Please set out the rows below as a numbered list, leaving out blank lines, covering only the part that opens at the start of the rows and closes with the line containing "step-before-you-begin[interactable]: Before You", both ends included.

+ + + +

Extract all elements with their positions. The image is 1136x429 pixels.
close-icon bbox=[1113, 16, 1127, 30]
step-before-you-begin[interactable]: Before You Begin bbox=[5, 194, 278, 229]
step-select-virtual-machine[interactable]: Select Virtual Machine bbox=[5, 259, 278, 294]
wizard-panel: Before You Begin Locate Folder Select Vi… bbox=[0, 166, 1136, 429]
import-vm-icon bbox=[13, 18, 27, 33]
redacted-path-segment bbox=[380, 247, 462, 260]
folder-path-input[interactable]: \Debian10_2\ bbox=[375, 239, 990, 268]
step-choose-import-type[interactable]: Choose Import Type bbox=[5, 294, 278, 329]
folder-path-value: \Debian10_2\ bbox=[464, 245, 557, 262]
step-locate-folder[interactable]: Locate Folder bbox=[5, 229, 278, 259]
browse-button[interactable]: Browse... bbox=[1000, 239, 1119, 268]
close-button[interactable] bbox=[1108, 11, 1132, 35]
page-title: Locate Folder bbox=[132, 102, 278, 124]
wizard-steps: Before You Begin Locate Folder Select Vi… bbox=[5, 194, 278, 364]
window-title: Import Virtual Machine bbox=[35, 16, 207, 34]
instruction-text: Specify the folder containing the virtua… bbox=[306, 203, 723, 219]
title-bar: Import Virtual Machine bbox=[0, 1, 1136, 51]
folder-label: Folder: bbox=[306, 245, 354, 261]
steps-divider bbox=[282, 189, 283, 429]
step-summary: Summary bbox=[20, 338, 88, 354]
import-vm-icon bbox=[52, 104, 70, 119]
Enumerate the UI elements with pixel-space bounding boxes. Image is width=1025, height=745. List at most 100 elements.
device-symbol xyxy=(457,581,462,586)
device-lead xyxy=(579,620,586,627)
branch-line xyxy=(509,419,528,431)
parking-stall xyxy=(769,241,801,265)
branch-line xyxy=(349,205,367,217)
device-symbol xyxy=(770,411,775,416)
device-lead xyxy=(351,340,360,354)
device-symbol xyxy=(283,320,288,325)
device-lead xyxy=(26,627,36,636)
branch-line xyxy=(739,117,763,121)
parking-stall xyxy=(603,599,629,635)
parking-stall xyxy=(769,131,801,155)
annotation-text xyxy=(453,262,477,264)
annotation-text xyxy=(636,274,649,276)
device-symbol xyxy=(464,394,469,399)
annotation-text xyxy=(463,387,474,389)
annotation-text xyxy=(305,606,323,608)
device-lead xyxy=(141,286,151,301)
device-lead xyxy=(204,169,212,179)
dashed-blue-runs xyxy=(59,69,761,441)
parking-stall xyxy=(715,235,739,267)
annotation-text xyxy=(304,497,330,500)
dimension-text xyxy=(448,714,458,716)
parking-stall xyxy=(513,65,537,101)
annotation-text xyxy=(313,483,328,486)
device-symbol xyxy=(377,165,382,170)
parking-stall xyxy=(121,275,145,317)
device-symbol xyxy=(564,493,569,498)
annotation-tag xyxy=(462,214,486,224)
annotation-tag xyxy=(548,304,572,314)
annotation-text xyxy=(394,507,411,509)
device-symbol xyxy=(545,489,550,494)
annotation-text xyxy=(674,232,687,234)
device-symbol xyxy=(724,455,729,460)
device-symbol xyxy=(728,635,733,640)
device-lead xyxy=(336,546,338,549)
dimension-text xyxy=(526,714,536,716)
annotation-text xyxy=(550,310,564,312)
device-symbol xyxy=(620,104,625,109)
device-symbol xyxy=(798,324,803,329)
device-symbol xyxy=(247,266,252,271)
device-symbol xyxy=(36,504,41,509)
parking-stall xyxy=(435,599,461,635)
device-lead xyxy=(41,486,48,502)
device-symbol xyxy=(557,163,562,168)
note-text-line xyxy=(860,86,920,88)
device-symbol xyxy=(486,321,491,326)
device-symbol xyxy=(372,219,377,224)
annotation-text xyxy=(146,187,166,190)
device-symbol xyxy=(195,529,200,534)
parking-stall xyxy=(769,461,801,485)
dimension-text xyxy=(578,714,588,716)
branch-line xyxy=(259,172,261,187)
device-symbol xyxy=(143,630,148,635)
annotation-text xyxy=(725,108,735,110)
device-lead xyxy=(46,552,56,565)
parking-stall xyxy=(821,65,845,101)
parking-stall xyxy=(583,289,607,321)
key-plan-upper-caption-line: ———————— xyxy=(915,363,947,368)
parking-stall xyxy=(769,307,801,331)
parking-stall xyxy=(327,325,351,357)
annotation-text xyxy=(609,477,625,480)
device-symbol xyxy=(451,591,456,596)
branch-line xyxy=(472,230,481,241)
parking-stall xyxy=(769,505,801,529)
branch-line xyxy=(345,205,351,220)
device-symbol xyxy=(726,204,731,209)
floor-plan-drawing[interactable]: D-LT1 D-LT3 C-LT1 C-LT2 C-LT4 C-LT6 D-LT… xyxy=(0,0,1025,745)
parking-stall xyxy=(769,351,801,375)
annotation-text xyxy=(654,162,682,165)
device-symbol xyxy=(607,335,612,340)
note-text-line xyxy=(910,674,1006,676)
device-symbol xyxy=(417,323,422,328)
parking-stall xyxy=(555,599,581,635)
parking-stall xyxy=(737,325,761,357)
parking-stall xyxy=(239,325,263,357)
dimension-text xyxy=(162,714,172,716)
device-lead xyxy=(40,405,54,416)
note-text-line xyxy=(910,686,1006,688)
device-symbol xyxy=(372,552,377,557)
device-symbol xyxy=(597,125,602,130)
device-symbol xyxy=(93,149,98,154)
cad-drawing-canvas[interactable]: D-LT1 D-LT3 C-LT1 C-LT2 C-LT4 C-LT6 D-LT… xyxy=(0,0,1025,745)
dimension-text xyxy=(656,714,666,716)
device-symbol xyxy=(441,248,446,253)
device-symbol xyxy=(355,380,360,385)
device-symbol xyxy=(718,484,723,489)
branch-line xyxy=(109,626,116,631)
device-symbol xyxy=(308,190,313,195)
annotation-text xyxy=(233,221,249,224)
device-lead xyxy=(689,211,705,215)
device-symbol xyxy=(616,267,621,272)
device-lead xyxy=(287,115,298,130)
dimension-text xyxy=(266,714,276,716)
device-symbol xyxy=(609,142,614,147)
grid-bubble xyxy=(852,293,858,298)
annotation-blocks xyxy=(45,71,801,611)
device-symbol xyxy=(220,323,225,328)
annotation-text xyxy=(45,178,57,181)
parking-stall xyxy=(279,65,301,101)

+ + + +

* WRITTEN ANSWER:
1. Extract all elements with their positions. The image is 1136x429 pixels.
2. close-icon bbox=[1113, 16, 1127, 30]
3. step-before-you-begin[interactable]: Before You Begin bbox=[5, 194, 278, 229]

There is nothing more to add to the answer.